### INSTRUCTIONS TO FOLLOW
Look for "this" in each line of the entries, and return the matching lines.

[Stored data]
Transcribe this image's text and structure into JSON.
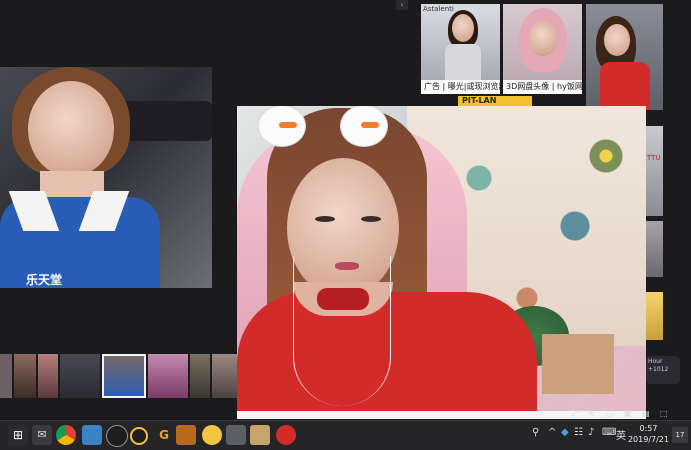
{
  "top_thumbnails": [
    {
      "caption": "广告 | 曝光|或现浏览器缓存..."
    },
    {
      "caption": "3D网盘头像 | hy饭网"
    },
    {
      "caption": ""
    }
  ],
  "banner_text": "PIT-LAN",
  "logo_text": "Astalenti",
  "left_photo": {
    "shirt_text": "乐天堂"
  },
  "right_strip": {
    "tag1": "TTU",
    "tag2": "Hour",
    "tag3": "+1012"
  },
  "taskbar": {
    "clock_time": "0:57",
    "clock_date": "2019/7/21",
    "tray_icons": [
      "network-icon",
      "shield-icon",
      "volume-icon",
      "keyboard-icon"
    ],
    "notification_count": "17"
  },
  "colors": {
    "taskbar_bg": "#252528",
    "page_bg": "#1b1b1d",
    "accent_red": "#d32a2a"
  }
}
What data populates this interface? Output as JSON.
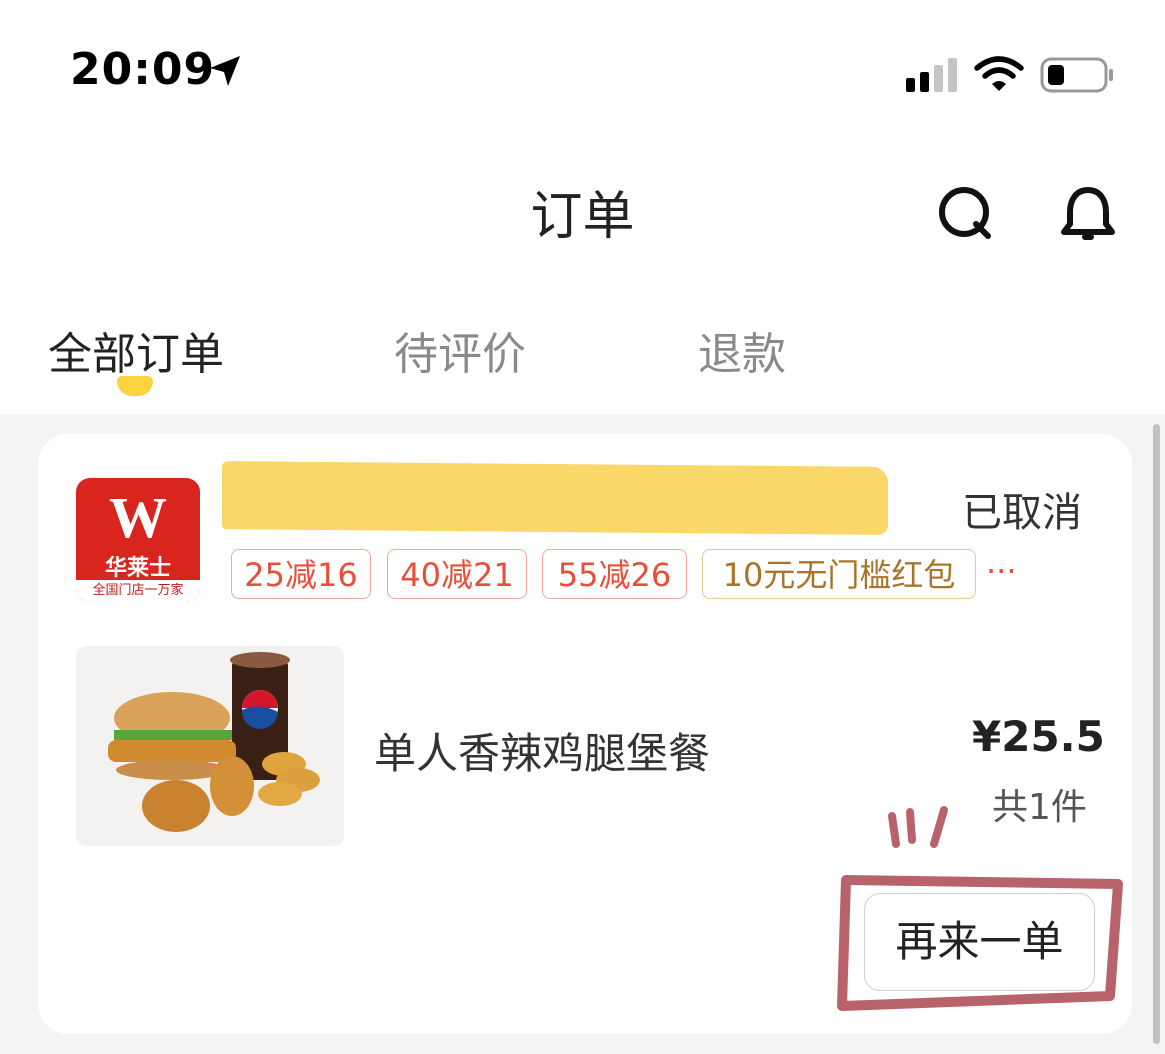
{
  "status_bar": {
    "time": "20:09"
  },
  "header": {
    "title": "订单"
  },
  "tabs": [
    {
      "label": "全部订单",
      "active": true
    },
    {
      "label": "待评价",
      "active": false
    },
    {
      "label": "退款",
      "active": false
    }
  ],
  "order": {
    "shop_logo": {
      "letter": "W",
      "brand": "华莱士",
      "slogan": "全国门店一万家"
    },
    "status": "已取消",
    "promotions": [
      "25减16",
      "40减21",
      "55减26",
      "10元无门槛红包"
    ],
    "more_promotions": "···",
    "item": {
      "name": "单人香辣鸡腿堡餐",
      "price": "¥25.5",
      "quantity": "共1件"
    },
    "reorder_label": "再来一单"
  },
  "colors": {
    "accent_yellow": "#fcd33f",
    "highlight_yellow": "#fad769",
    "promo_red": "#e84f3b",
    "promo_gold": "#a8752a",
    "annotation_red": "#b8636a",
    "brand_red": "#d8261f"
  }
}
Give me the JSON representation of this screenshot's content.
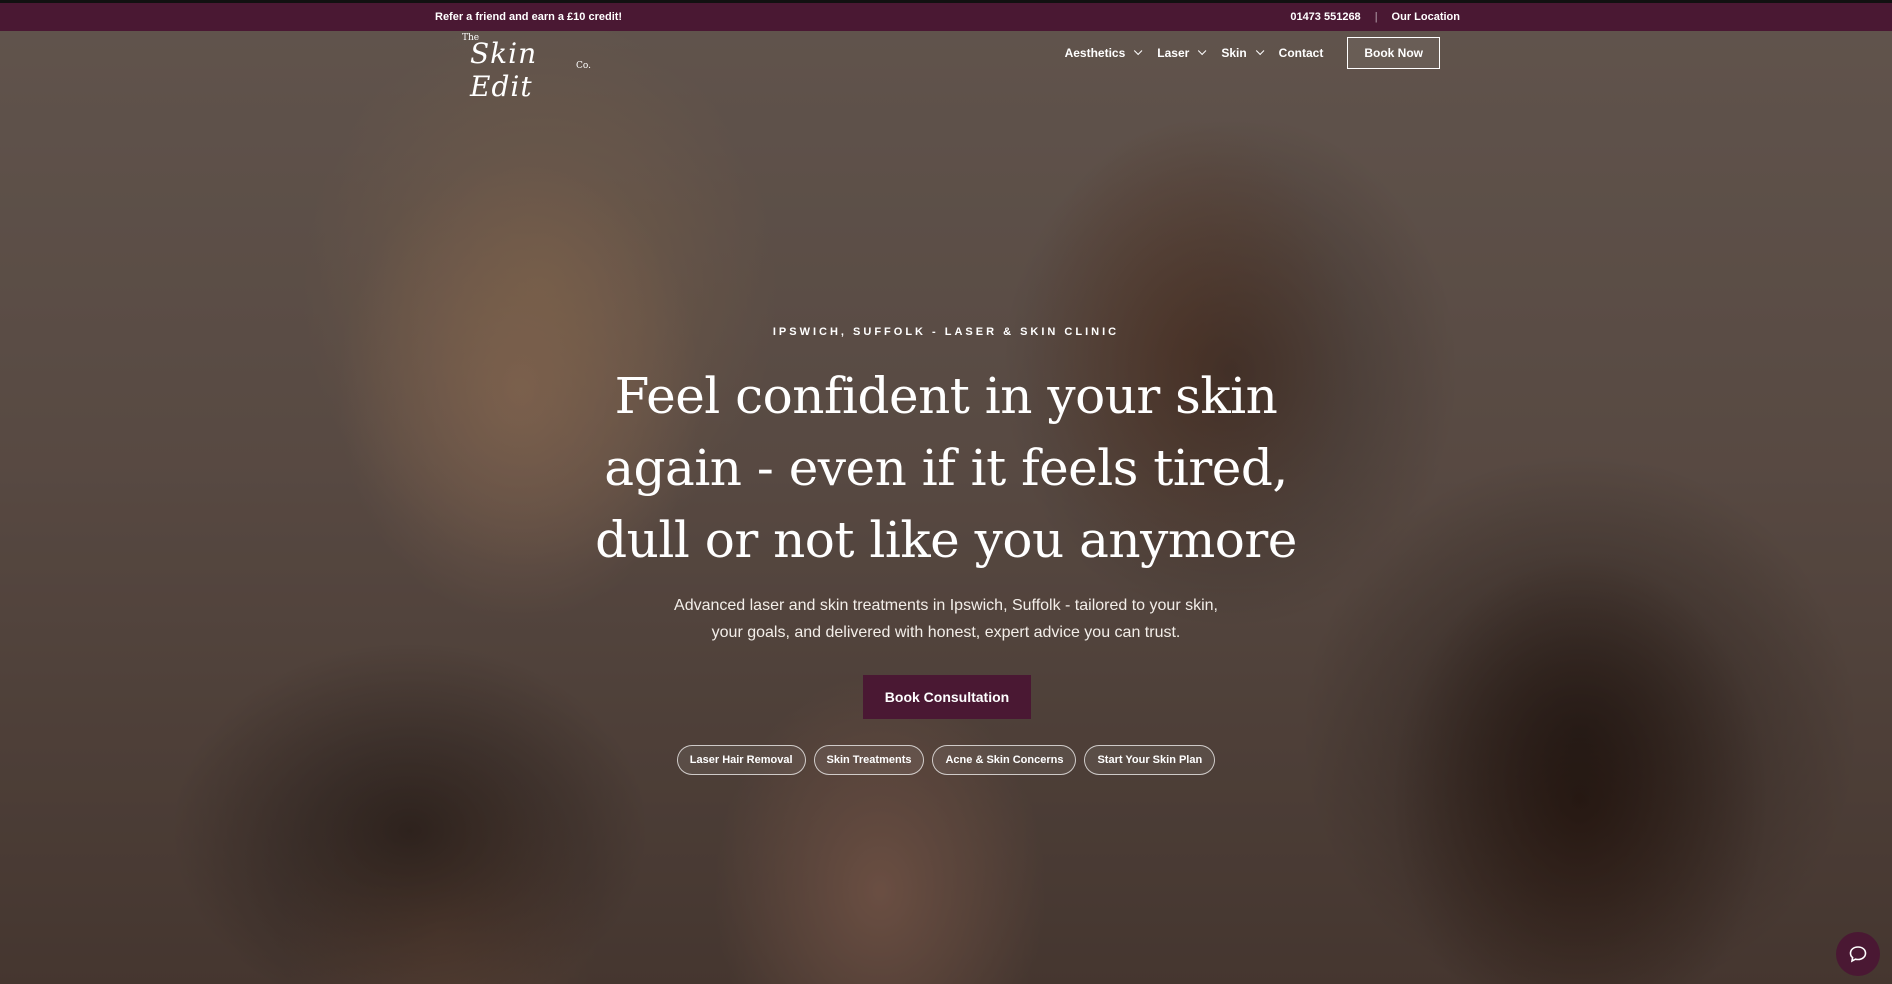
{
  "topbar": {
    "promo": "Refer a friend and earn a £10 credit!",
    "phone": "01473 551268",
    "separator": "|",
    "location": "Our Location"
  },
  "logo": {
    "the": "The",
    "main": "Skin Edit",
    "co": "Co."
  },
  "nav": {
    "items": [
      {
        "label": "Aesthetics",
        "dropdown": true
      },
      {
        "label": "Laser",
        "dropdown": true
      },
      {
        "label": "Skin",
        "dropdown": true
      },
      {
        "label": "Contact",
        "dropdown": false
      }
    ],
    "book_now": "Book Now"
  },
  "hero": {
    "eyebrow": "IPSWICH, SUFFOLK - LASER & SKIN CLINIC",
    "headline_lines": [
      "Feel confident in your skin",
      "again - even if it feels tired,",
      "dull or not like you anymore"
    ],
    "subtitle_lines": [
      "Advanced laser and skin treatments in Ipswich, Suffolk - tailored to your skin,",
      "your goals, and delivered with honest, expert advice you can trust."
    ],
    "cta": "Book Consultation",
    "pills": [
      "Laser Hair Removal",
      "Skin Treatments",
      "Acne & Skin Concerns",
      "Start Your Skin Plan"
    ]
  },
  "chat": {
    "icon": "chat-bubble-icon"
  },
  "colors": {
    "brand": "#4a1833"
  }
}
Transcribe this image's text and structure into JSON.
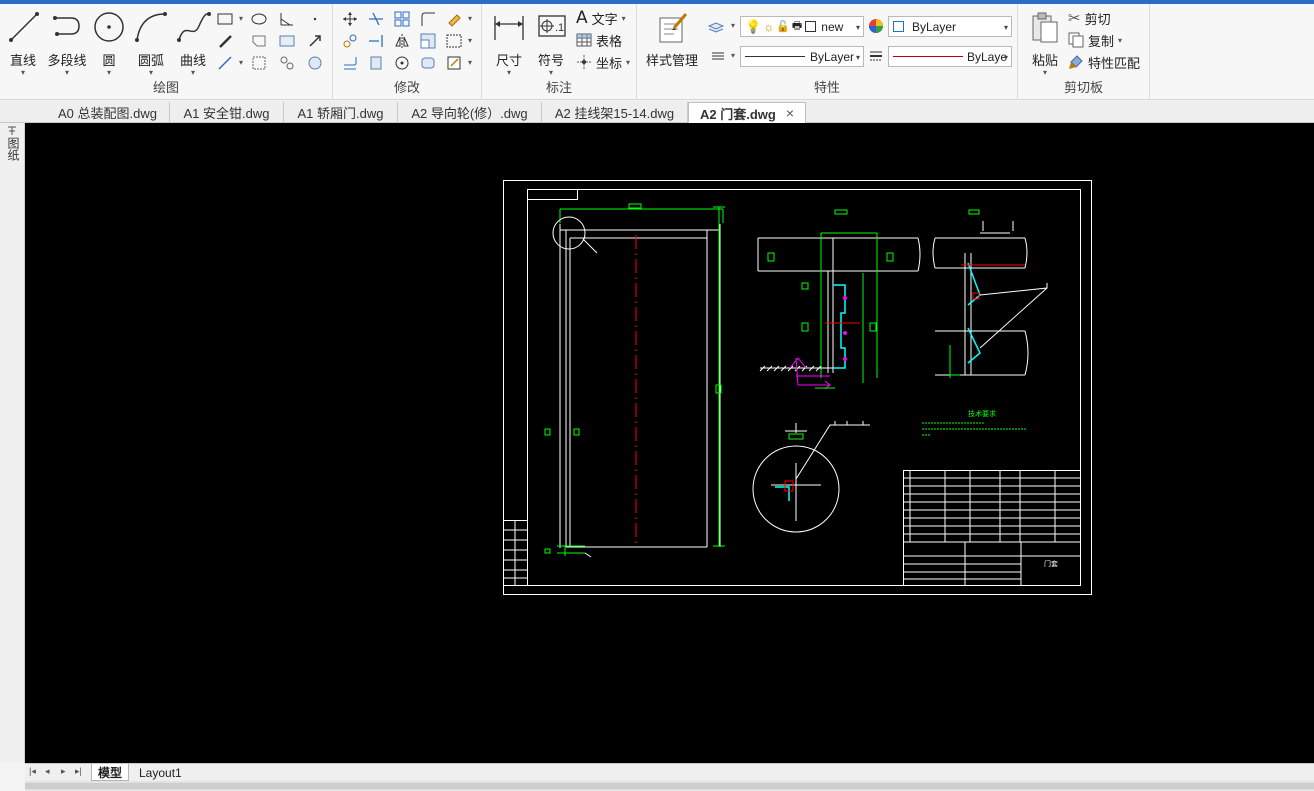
{
  "ribbon": {
    "draw": {
      "title": "绘图",
      "line": "直线",
      "polyline": "多段线",
      "circle": "圆",
      "arc": "圆弧",
      "curve": "曲线"
    },
    "modify": {
      "title": "修改"
    },
    "annotate": {
      "title": "标注",
      "dimension": "尺寸",
      "symbol": "符号",
      "text": "文字",
      "table": "表格",
      "coordinate": "坐标"
    },
    "properties": {
      "title": "特性",
      "style_manager": "样式管理",
      "layer_name": "new",
      "color_value": "ByLayer",
      "linetype_value": "ByLayer",
      "lineweight_value": "ByLaye"
    },
    "clipboard": {
      "title": "剪切板",
      "paste": "粘贴",
      "cut": "剪切",
      "copy": "复制",
      "match_properties": "特性匹配"
    }
  },
  "tabs": [
    {
      "label": "A0 总装配图.dwg",
      "active": false
    },
    {
      "label": "A1 安全钳.dwg",
      "active": false
    },
    {
      "label": "A1 轿厢门.dwg",
      "active": false
    },
    {
      "label": "A2 导向轮(修）.dwg",
      "active": false
    },
    {
      "label": "A2 挂线架15-14.dwg",
      "active": false
    },
    {
      "label": "A2 门套.dwg",
      "active": true
    }
  ],
  "tab_close": "×",
  "left_panel": {
    "label": "图纸"
  },
  "layout_tabs": [
    {
      "label": "模型",
      "active": true
    },
    {
      "label": "Layout1",
      "active": false
    }
  ],
  "drawing": {
    "title_block_name": "门套",
    "note_heading": "技术要求"
  },
  "colors": {
    "accent": "#2b6cc4",
    "canvas": "#000000",
    "cad_white": "#ffffff",
    "cad_green": "#00ff00",
    "cad_cyan": "#00ffff",
    "cad_red": "#ff0000",
    "cad_magenta": "#ff00ff"
  }
}
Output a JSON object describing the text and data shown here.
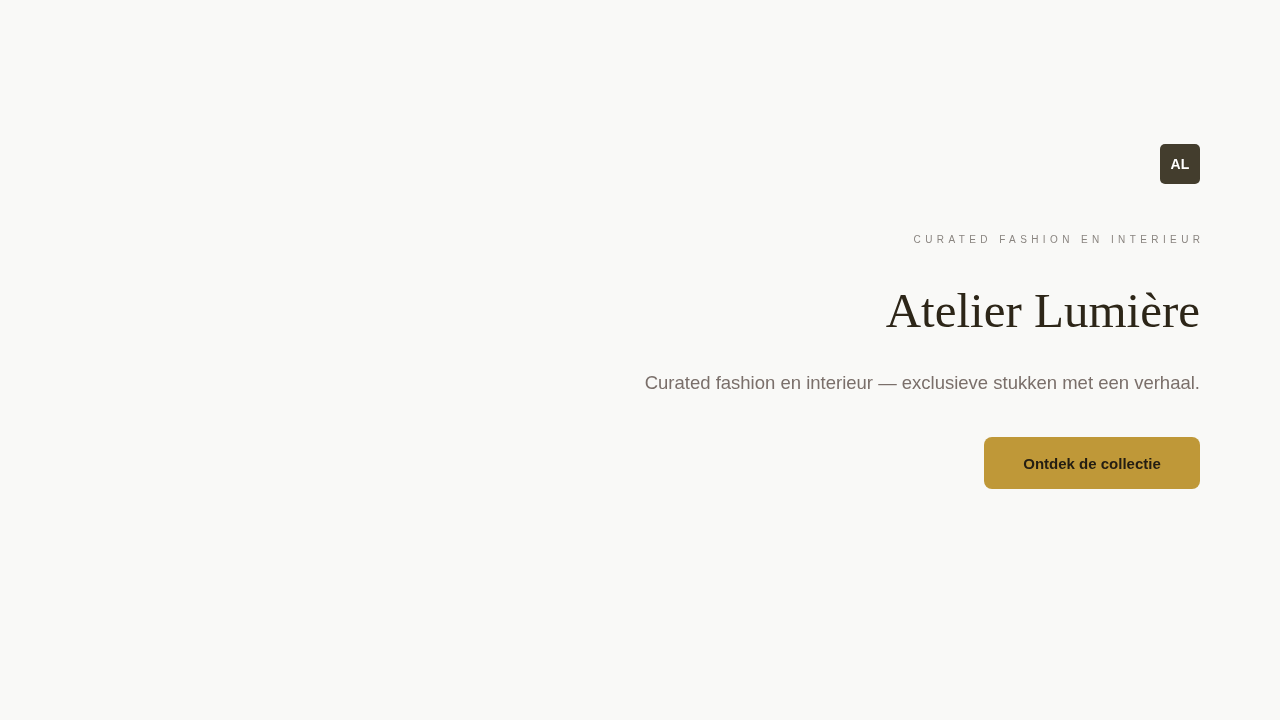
{
  "logo": {
    "text": "AL"
  },
  "hero": {
    "eyebrow": "CURATED FASHION EN INTERIEUR",
    "title": "Atelier Lumière",
    "subtitle": "Curated fashion en interieur — exclusieve stukken met een verhaal.",
    "cta": {
      "label": "Ontdek de collectie"
    }
  }
}
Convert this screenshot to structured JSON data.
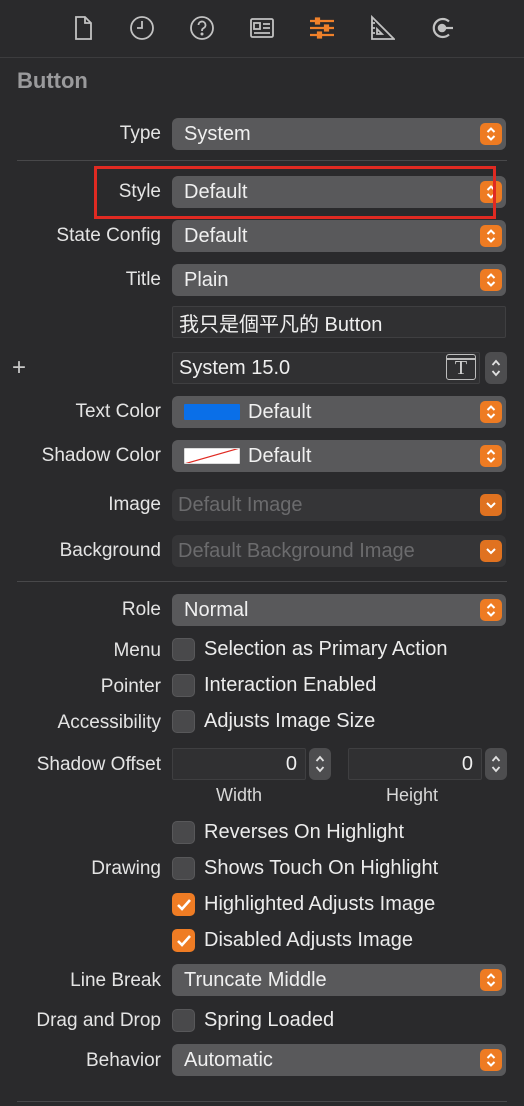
{
  "toolbar": {
    "icons": [
      "file-icon",
      "history-icon",
      "help-icon",
      "identity-icon",
      "attributes-icon",
      "size-icon",
      "connections-icon"
    ],
    "active": "attributes-icon",
    "accent": "#f0812a"
  },
  "section": {
    "title": "Button"
  },
  "fields": {
    "type": {
      "label": "Type",
      "value": "System"
    },
    "style": {
      "label": "Style",
      "value": "Default"
    },
    "state_config": {
      "label": "State Config",
      "value": "Default"
    },
    "title": {
      "label": "Title",
      "value": "Plain"
    },
    "title_text": {
      "value": "我只是個平凡的 Button"
    },
    "font": {
      "value": "System 15.0",
      "button_glyph": "T"
    },
    "text_color": {
      "label": "Text Color",
      "value": "Default",
      "swatch": "#0a6fe8"
    },
    "shadow_color": {
      "label": "Shadow Color",
      "value": "Default"
    },
    "image": {
      "label": "Image",
      "placeholder": "Default Image"
    },
    "background": {
      "label": "Background",
      "placeholder": "Default Background Image"
    },
    "role": {
      "label": "Role",
      "value": "Normal"
    },
    "menu": {
      "label": "Menu",
      "checkbox": "Selection as Primary Action",
      "checked": false
    },
    "pointer": {
      "label": "Pointer",
      "checkbox": "Interaction Enabled",
      "checked": false
    },
    "accessibility": {
      "label": "Accessibility",
      "checkbox": "Adjusts Image Size",
      "checked": false
    },
    "shadow_offset": {
      "label": "Shadow Offset",
      "width": "0",
      "height": "0",
      "width_label": "Width",
      "height_label": "Height"
    },
    "drawing": {
      "label": "Drawing",
      "options": [
        {
          "text": "Reverses On Highlight",
          "checked": false
        },
        {
          "text": "Shows Touch On Highlight",
          "checked": false
        },
        {
          "text": "Highlighted Adjusts Image",
          "checked": true
        },
        {
          "text": "Disabled Adjusts Image",
          "checked": true
        }
      ]
    },
    "line_break": {
      "label": "Line Break",
      "value": "Truncate Middle"
    },
    "drag_and_drop": {
      "label": "Drag and Drop",
      "checkbox": "Spring Loaded",
      "checked": false
    },
    "behavior": {
      "label": "Behavior",
      "value": "Automatic"
    }
  },
  "plus_glyph": "+"
}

### RESPONSE TO THE EXERCISE
Transcribe this image's text and structure into JSON.
What data populates this interface? Output as JSON.
Give me the JSON representation of this screenshot's content.
Transcribe this image's text and structure into JSON.
Convert this screenshot to structured JSON data.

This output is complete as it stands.